[Extracted data]:
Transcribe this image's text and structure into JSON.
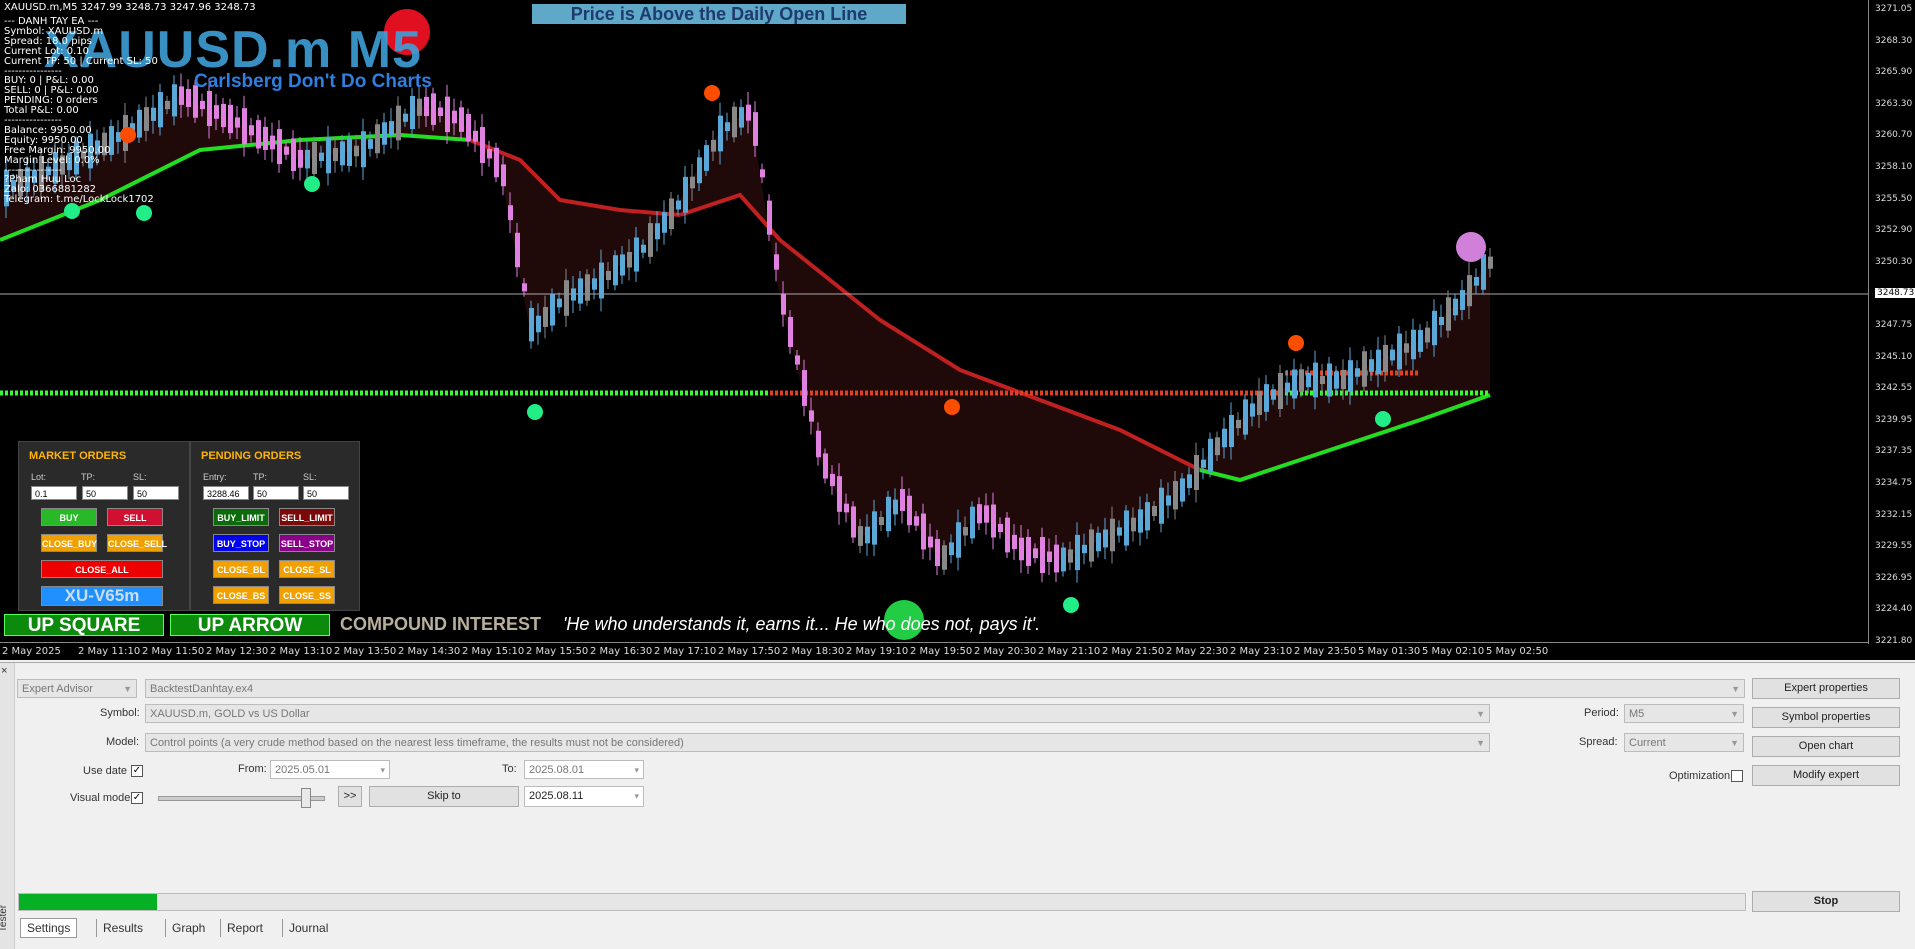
{
  "chart": {
    "header": "XAUUSD.m,M5  3247.99 3248.73 3247.96 3248.73",
    "symbol_big": "XAUUSD.m M5",
    "subtitle": "Carlsberg Don't Do Charts",
    "banner": "Price is Above the Daily Open Line",
    "info_lines": [
      "--- DANH TAY EA ---",
      "Symbol: XAUUSD.m",
      "Spread: 18.0 pips",
      "Current Lot: 0.10",
      "Current TP: 50 | Current SL: 50",
      "----------------",
      "BUY: 0 | P&L: 0.00",
      "SELL: 0 | P&L: 0.00",
      "PENDING: 0 orders",
      "Total P&L: 0.00",
      "----------------",
      "Balance: 9950.00",
      "Equity: 9950.00",
      "Free Margin: 9950.00",
      "Margin Level: 0.0%",
      "----------------",
      "?Pham Huu Loc",
      "Zalo: 0366881282",
      "Telegram: t.me/LockLock1702"
    ],
    "price_labels": [
      "3271.05",
      "3268.30",
      "3265.90",
      "3263.30",
      "3260.70",
      "3258.10",
      "3255.50",
      "3252.90",
      "3250.30",
      "3248.73",
      "3247.75",
      "3245.10",
      "3242.55",
      "3239.95",
      "3237.35",
      "3234.75",
      "3232.15",
      "3229.55",
      "3226.95",
      "3224.40",
      "3221.80"
    ],
    "current_price": "3248.73",
    "time_labels": [
      "2 May 2025",
      "2 May 11:10",
      "2 May 11:50",
      "2 May 12:30",
      "2 May 13:10",
      "2 May 13:50",
      "2 May 14:30",
      "2 May 15:10",
      "2 May 15:50",
      "2 May 16:30",
      "2 May 17:10",
      "2 May 17:50",
      "2 May 18:30",
      "2 May 19:10",
      "2 May 19:50",
      "2 May 20:30",
      "2 May 21:10",
      "2 May 21:50",
      "2 May 22:30",
      "2 May 23:10",
      "2 May 23:50",
      "5 May 01:30",
      "5 May 02:10",
      "5 May 02:50"
    ],
    "up_square": "UP SQUARE",
    "up_arrow": "UP ARROW",
    "compound": "COMPOUND INTEREST",
    "quote": "'He who understands it, earns it... He who does not, pays it'.",
    "colors": {
      "bull": "#5aa8d8",
      "bear": "#e080e0",
      "up_line": "#22cc22",
      "down_line": "#c02020"
    }
  },
  "market_orders": {
    "title": "MARKET ORDERS",
    "lot_label": "Lot:",
    "tp_label": "TP:",
    "sl_label": "SL:",
    "lot": "0.1",
    "tp": "50",
    "sl": "50",
    "buy": "BUY",
    "sell": "SELL",
    "close_buy": "CLOSE_BUY",
    "close_sell": "CLOSE_SELL",
    "close_all": "CLOSE_ALL",
    "server": "XU-V65m"
  },
  "pending_orders": {
    "title": "PENDING ORDERS",
    "entry_label": "Entry:",
    "tp_label": "TP:",
    "sl_label": "SL:",
    "entry": "3288.46",
    "tp": "50",
    "sl": "50",
    "buy_limit": "BUY_LIMIT",
    "sell_limit": "SELL_LIMIT",
    "buy_stop": "BUY_STOP",
    "sell_stop": "SELL_STOP",
    "close_bl": "CLOSE_BL",
    "close_sl": "CLOSE_SL",
    "close_bs": "CLOSE_BS",
    "close_ss": "CLOSE_SS"
  },
  "tester": {
    "side_label": "Tester",
    "type": "Expert Advisor",
    "expert": "BacktestDanhtay.ex4",
    "symbol_label": "Symbol:",
    "symbol": "XAUUSD.m, GOLD vs US Dollar",
    "model_label": "Model:",
    "model": "Control points (a very crude method based on the nearest less timeframe, the results must not be considered)",
    "use_date": "Use date",
    "from_label": "From:",
    "from": "2025.05.01",
    "to_label": "To:",
    "to": "2025.08.01",
    "visual_mode": "Visual mode",
    "ff": ">>",
    "skip_to": "Skip to",
    "skip_date": "2025.08.11",
    "period_label": "Period:",
    "period": "M5",
    "spread_label": "Spread:",
    "spread": "Current",
    "optimization": "Optimization",
    "btn_expert_props": "Expert properties",
    "btn_symbol_props": "Symbol properties",
    "btn_open_chart": "Open chart",
    "btn_modify": "Modify expert",
    "btn_stop": "Stop",
    "progress": 0.08,
    "tabs": [
      "Settings",
      "Results",
      "Graph",
      "Report",
      "Journal"
    ]
  }
}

[What needs to be done]: Reproduce every line exactly and omit all pictures.

[Task response]:
Transcribe this image's text and structure into JSON.
{
  "chart": {
    "header": "XAUUSD.m,M5  3247.99 3248.73 3247.96 3248.73",
    "symbol_big": "XAUUSD.m M5",
    "subtitle": "Carlsberg Don't Do Charts",
    "banner": "Price is Above the Daily Open Line",
    "info_lines": [
      "--- DANH TAY EA ---",
      "Symbol: XAUUSD.m",
      "Spread: 18.0 pips",
      "Current Lot: 0.10",
      "Current TP: 50 | Current SL: 50",
      "----------------",
      "BUY: 0 | P&L: 0.00",
      "SELL: 0 | P&L: 0.00",
      "PENDING: 0 orders",
      "Total P&L: 0.00",
      "----------------",
      "Balance: 9950.00",
      "Equity: 9950.00",
      "Free Margin: 9950.00",
      "Margin Level: 0.0%",
      "----------------",
      "?Pham Huu Loc",
      "Zalo: 0366881282",
      "Telegram: t.me/LockLock1702"
    ],
    "price_labels": [
      "3271.05",
      "3268.30",
      "3265.90",
      "3263.30",
      "3260.70",
      "3258.10",
      "3255.50",
      "3252.90",
      "3250.30",
      "3248.73",
      "3247.75",
      "3245.10",
      "3242.55",
      "3239.95",
      "3237.35",
      "3234.75",
      "3232.15",
      "3229.55",
      "3226.95",
      "3224.40",
      "3221.80"
    ],
    "current_price": "3248.73",
    "time_labels": [
      "2 May 2025",
      "2 May 11:10",
      "2 May 11:50",
      "2 May 12:30",
      "2 May 13:10",
      "2 May 13:50",
      "2 May 14:30",
      "2 May 15:10",
      "2 May 15:50",
      "2 May 16:30",
      "2 May 17:10",
      "2 May 17:50",
      "2 May 18:30",
      "2 May 19:10",
      "2 May 19:50",
      "2 May 20:30",
      "2 May 21:10",
      "2 May 21:50",
      "2 May 22:30",
      "2 May 23:10",
      "2 May 23:50",
      "5 May 01:30",
      "5 May 02:10",
      "5 May 02:50"
    ],
    "up_square": "UP SQUARE",
    "up_arrow": "UP ARROW",
    "compound": "COMPOUND INTEREST",
    "quote": "'He who understands it, earns it... He who does not, pays it'.",
    "colors": {
      "bull": "#5aa8d8",
      "bear": "#e080e0",
      "up_line": "#22cc22",
      "down_line": "#c02020"
    }
  },
  "market_orders": {
    "title": "MARKET ORDERS",
    "lot_label": "Lot:",
    "tp_label": "TP:",
    "sl_label": "SL:",
    "lot": "0.1",
    "tp": "50",
    "sl": "50",
    "buy": "BUY",
    "sell": "SELL",
    "close_buy": "CLOSE_BUY",
    "close_sell": "CLOSE_SELL",
    "close_all": "CLOSE_ALL",
    "server": "XU-V65m"
  },
  "pending_orders": {
    "title": "PENDING ORDERS",
    "entry_label": "Entry:",
    "tp_label": "TP:",
    "sl_label": "SL:",
    "entry": "3288.46",
    "tp": "50",
    "sl": "50",
    "buy_limit": "BUY_LIMIT",
    "sell_limit": "SELL_LIMIT",
    "buy_stop": "BUY_STOP",
    "sell_stop": "SELL_STOP",
    "close_bl": "CLOSE_BL",
    "close_sl": "CLOSE_SL",
    "close_bs": "CLOSE_BS",
    "close_ss": "CLOSE_SS"
  },
  "tester": {
    "side_label": "Tester",
    "type": "Expert Advisor",
    "expert": "BacktestDanhtay.ex4",
    "symbol_label": "Symbol:",
    "symbol": "XAUUSD.m, GOLD vs US Dollar",
    "model_label": "Model:",
    "model": "Control points (a very crude method based on the nearest less timeframe, the results must not be considered)",
    "use_date": "Use date",
    "from_label": "From:",
    "from": "2025.05.01",
    "to_label": "To:",
    "to": "2025.08.01",
    "visual_mode": "Visual mode",
    "ff": ">>",
    "skip_to": "Skip to",
    "skip_date": "2025.08.11",
    "period_label": "Period:",
    "period": "M5",
    "spread_label": "Spread:",
    "spread": "Current",
    "optimization": "Optimization",
    "btn_expert_props": "Expert properties",
    "btn_symbol_props": "Symbol properties",
    "btn_open_chart": "Open chart",
    "btn_modify": "Modify expert",
    "btn_stop": "Stop",
    "progress": 0.08,
    "tabs": [
      "Settings",
      "Results",
      "Graph",
      "Report",
      "Journal"
    ]
  }
}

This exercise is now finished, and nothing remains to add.